**Dataset**
--*--

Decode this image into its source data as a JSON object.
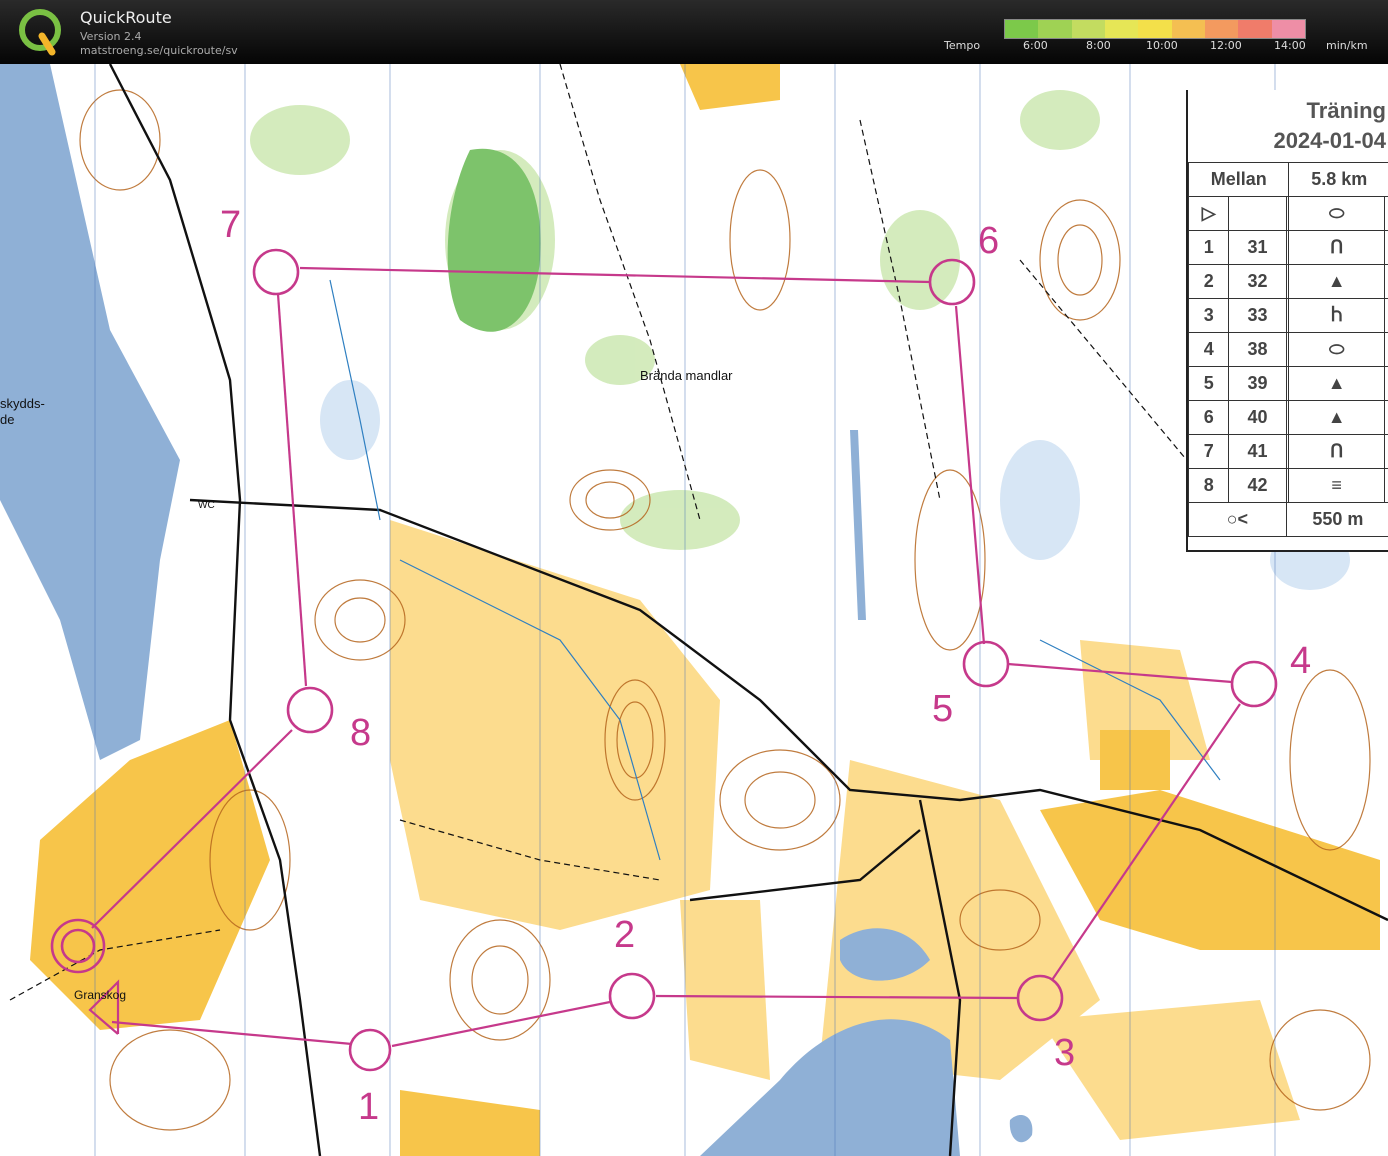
{
  "app": {
    "name": "QuickRoute",
    "version": "Version 2.4",
    "url": "matstroeng.se/quickroute/sv"
  },
  "tempo_scale": {
    "label": "Tempo",
    "ticks": [
      "6:00",
      "8:00",
      "10:00",
      "12:00",
      "14:00"
    ],
    "unit": "min/km",
    "colors": [
      "#7cc94a",
      "#f3e04a",
      "#f07c6a"
    ]
  },
  "legend": {
    "event": "Träning",
    "date": "2024-01-04",
    "course_name": "Mellan",
    "course_length": "5.8 km",
    "controls": [
      {
        "num": "1",
        "code": "31",
        "symbol": "Ո"
      },
      {
        "num": "2",
        "code": "32",
        "symbol": "▲"
      },
      {
        "num": "3",
        "code": "33",
        "symbol": "Ⴙ"
      },
      {
        "num": "4",
        "code": "38",
        "symbol": "⬭"
      },
      {
        "num": "5",
        "code": "39",
        "symbol": "▲"
      },
      {
        "num": "6",
        "code": "40",
        "symbol": "▲"
      },
      {
        "num": "7",
        "code": "41",
        "symbol": "Ո"
      },
      {
        "num": "8",
        "code": "42",
        "symbol": "≡"
      }
    ],
    "finish_distance": "550 m"
  },
  "map": {
    "place_names": [
      "Brända mandlar",
      "Granskog",
      "skydds-",
      "de",
      "WC"
    ],
    "controls": [
      {
        "label": "1"
      },
      {
        "label": "2"
      },
      {
        "label": "3"
      },
      {
        "label": "4"
      },
      {
        "label": "5"
      },
      {
        "label": "6"
      },
      {
        "label": "7"
      },
      {
        "label": "8"
      }
    ],
    "course_color": "#c6398b",
    "water_color": "#8fb0d6",
    "open_land_color": "#f7c54a"
  }
}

--*--

**Exercise**
Leaving aside the images, write out the entries above word for word.

**Task answer**
Decode this image into its source data as a JSON object.
{
  "app": {
    "name": "QuickRoute",
    "version": "Version 2.4",
    "url": "matstroeng.se/quickroute/sv"
  },
  "tempo_scale": {
    "label": "Tempo",
    "ticks": [
      "6:00",
      "8:00",
      "10:00",
      "12:00",
      "14:00"
    ],
    "unit": "min/km",
    "colors": [
      "#7cc94a",
      "#f3e04a",
      "#f07c6a"
    ]
  },
  "legend": {
    "event": "Träning",
    "date": "2024-01-04",
    "course_name": "Mellan",
    "course_length": "5.8 km",
    "controls": [
      {
        "num": "1",
        "code": "31",
        "symbol": "Ո"
      },
      {
        "num": "2",
        "code": "32",
        "symbol": "▲"
      },
      {
        "num": "3",
        "code": "33",
        "symbol": "Ⴙ"
      },
      {
        "num": "4",
        "code": "38",
        "symbol": "⬭"
      },
      {
        "num": "5",
        "code": "39",
        "symbol": "▲"
      },
      {
        "num": "6",
        "code": "40",
        "symbol": "▲"
      },
      {
        "num": "7",
        "code": "41",
        "symbol": "Ո"
      },
      {
        "num": "8",
        "code": "42",
        "symbol": "≡"
      }
    ],
    "finish_distance": "550 m"
  },
  "map": {
    "place_names": [
      "Brända mandlar",
      "Granskog",
      "skydds-",
      "de",
      "WC"
    ],
    "controls": [
      {
        "label": "1"
      },
      {
        "label": "2"
      },
      {
        "label": "3"
      },
      {
        "label": "4"
      },
      {
        "label": "5"
      },
      {
        "label": "6"
      },
      {
        "label": "7"
      },
      {
        "label": "8"
      }
    ],
    "course_color": "#c6398b",
    "water_color": "#8fb0d6",
    "open_land_color": "#f7c54a"
  }
}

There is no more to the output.